— Stated task —
From the listing below, select every line where the word "this" appears.

══ Input records

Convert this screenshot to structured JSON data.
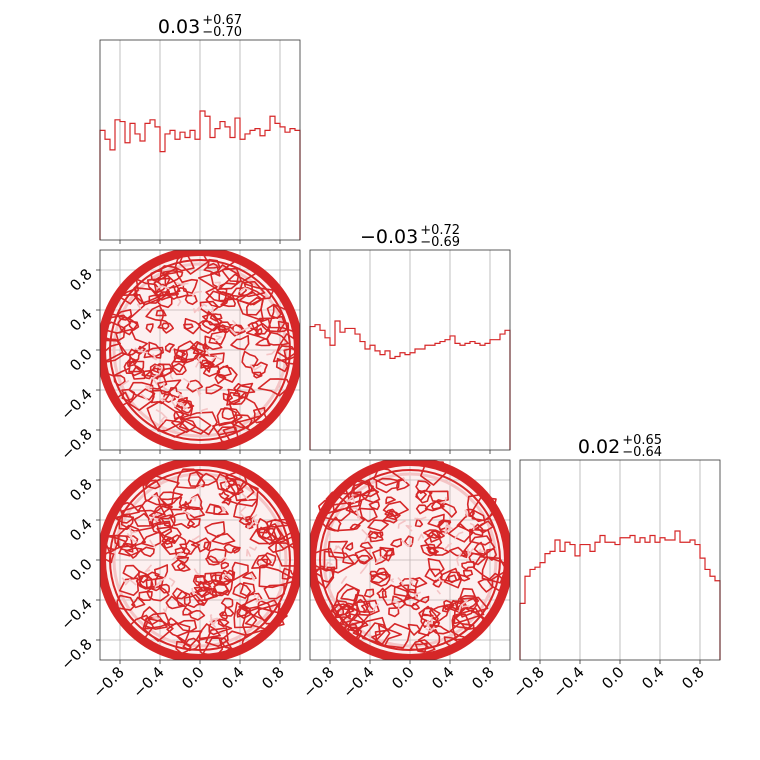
{
  "colors": {
    "series": "#d62728",
    "fill_light": "#f4c4c5",
    "grid": "#b0b0b0"
  },
  "chart_data": {
    "type": "corner",
    "range": [
      -1,
      1
    ],
    "ticks": [
      -0.8,
      -0.4,
      0.0,
      0.4,
      0.8
    ],
    "tick_labels": [
      "−0.8",
      "−0.4",
      "0.0",
      "0.4",
      "0.8"
    ],
    "grid": true,
    "titles": [
      {
        "main": "0.03",
        "upper": "+0.67",
        "lower": "−0.70"
      },
      {
        "main": "−0.03",
        "upper": "+0.72",
        "lower": "−0.69"
      },
      {
        "main": "0.02",
        "upper": "+0.65",
        "lower": "−0.64"
      }
    ],
    "histograms": [
      {
        "bins": 40,
        "range": [
          -1,
          1
        ],
        "counts": [
          62,
          57,
          51,
          68,
          67,
          55,
          66,
          60,
          56,
          66,
          68,
          64,
          50,
          60,
          62,
          57,
          61,
          58,
          62,
          57,
          73,
          70,
          58,
          63,
          67,
          64,
          58,
          69,
          57,
          60,
          62,
          63,
          59,
          62,
          70,
          66,
          64,
          61,
          63,
          62
        ]
      },
      {
        "bins": 40,
        "range": [
          -1,
          1
        ],
        "counts": [
          66,
          67,
          64,
          60,
          56,
          69,
          63,
          65,
          65,
          62,
          58,
          54,
          56,
          53,
          51,
          53,
          49,
          50,
          52,
          51,
          52,
          54,
          54,
          56,
          56,
          57,
          58,
          59,
          61,
          57,
          56,
          57,
          58,
          57,
          56,
          57,
          59,
          59,
          62,
          64
        ]
      },
      {
        "bins": 40,
        "range": [
          -1,
          1
        ],
        "counts": [
          25,
          37,
          40,
          41,
          43,
          47,
          48,
          53,
          48,
          52,
          51,
          46,
          51,
          51,
          48,
          52,
          55,
          52,
          52,
          51,
          54,
          54,
          55,
          52,
          54,
          52,
          55,
          52,
          54,
          53,
          53,
          57,
          52,
          52,
          53,
          51,
          45,
          40,
          37,
          35
        ]
      }
    ],
    "scatter_2d": [
      {
        "x_param": 0,
        "y_param": 1,
        "support": "uniform disk, radius 1",
        "levels": 4
      },
      {
        "x_param": 0,
        "y_param": 2,
        "support": "uniform disk, radius 1",
        "levels": 4
      },
      {
        "x_param": 1,
        "y_param": 2,
        "support": "uniform disk, radius 1",
        "levels": 4
      }
    ]
  }
}
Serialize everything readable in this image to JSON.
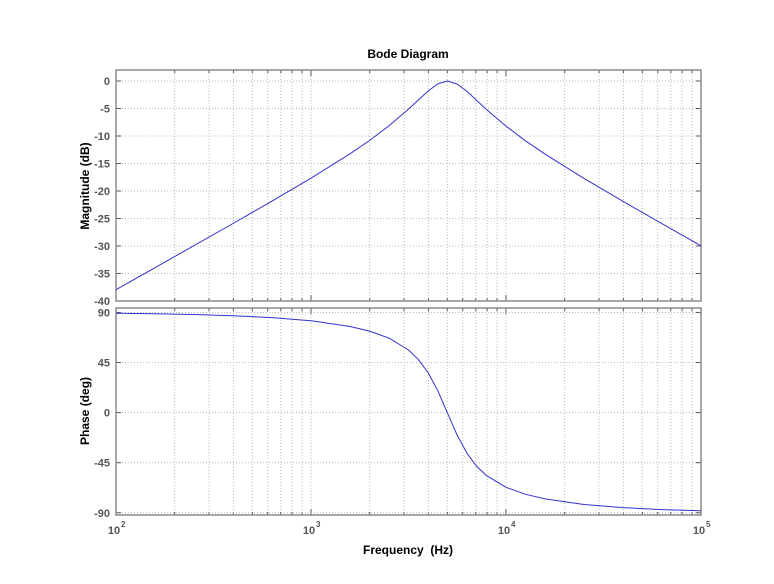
{
  "chart_data": [
    {
      "type": "line",
      "title": "Bode Diagram",
      "ylabel": "Magnitude (dB)",
      "xscale": "log",
      "xlim": [
        100,
        100000
      ],
      "ylim": [
        -40,
        2
      ],
      "yticks": [
        0,
        -5,
        -10,
        -15,
        -20,
        -25,
        -30,
        -35,
        -40
      ],
      "grid": true,
      "color": "#3333cc",
      "x": [
        100,
        158.5,
        251.2,
        398.1,
        631,
        1000,
        1585,
        1995,
        2512,
        3162,
        3548,
        3981,
        4467,
        5012,
        5623,
        6310,
        7079,
        7943,
        10000,
        12589,
        15849,
        25119,
        39811,
        63096,
        100000
      ],
      "y": [
        -37.95,
        -33.94,
        -29.93,
        -25.91,
        -21.84,
        -17.67,
        -13.24,
        -10.82,
        -8.15,
        -5.11,
        -3.47,
        -1.84,
        -0.52,
        0.0,
        -0.56,
        -1.9,
        -3.53,
        -5.18,
        -8.2,
        -10.87,
        -13.29,
        -17.71,
        -21.88,
        -25.95,
        -29.97
      ]
    },
    {
      "type": "line",
      "xlabel": "Frequency  (Hz)",
      "ylabel": "Phase (deg)",
      "xscale": "log",
      "xlim": [
        100,
        100000
      ],
      "ylim": [
        -92,
        94
      ],
      "yticks": [
        90,
        45,
        0,
        -45,
        -90
      ],
      "xticks": [
        {
          "base": "10",
          "exp": "2"
        },
        {
          "base": "10",
          "exp": "3"
        },
        {
          "base": "10",
          "exp": "4"
        },
        {
          "base": "10",
          "exp": "5"
        }
      ],
      "grid": true,
      "color": "#3333cc",
      "x": [
        100,
        158.5,
        251.2,
        398.1,
        631,
        1000,
        1585,
        1995,
        2512,
        3162,
        3548,
        3981,
        4467,
        5012,
        5623,
        6310,
        7079,
        7943,
        10000,
        12589,
        15849,
        25119,
        39811,
        63096,
        100000
      ],
      "y": [
        89.27,
        88.85,
        88.17,
        87.1,
        85.36,
        82.49,
        77.42,
        73.28,
        66.95,
        56.3,
        47.86,
        36.0,
        19.7,
        -0.4,
        -20.4,
        -36.55,
        -48.3,
        -56.6,
        -67.12,
        -73.38,
        -77.5,
        -82.53,
        -85.38,
        -87.11,
        -88.18
      ]
    }
  ]
}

════

— Written solution —
Convert this screenshot to structured JSON data.
Serialize everything readable in this image to JSON.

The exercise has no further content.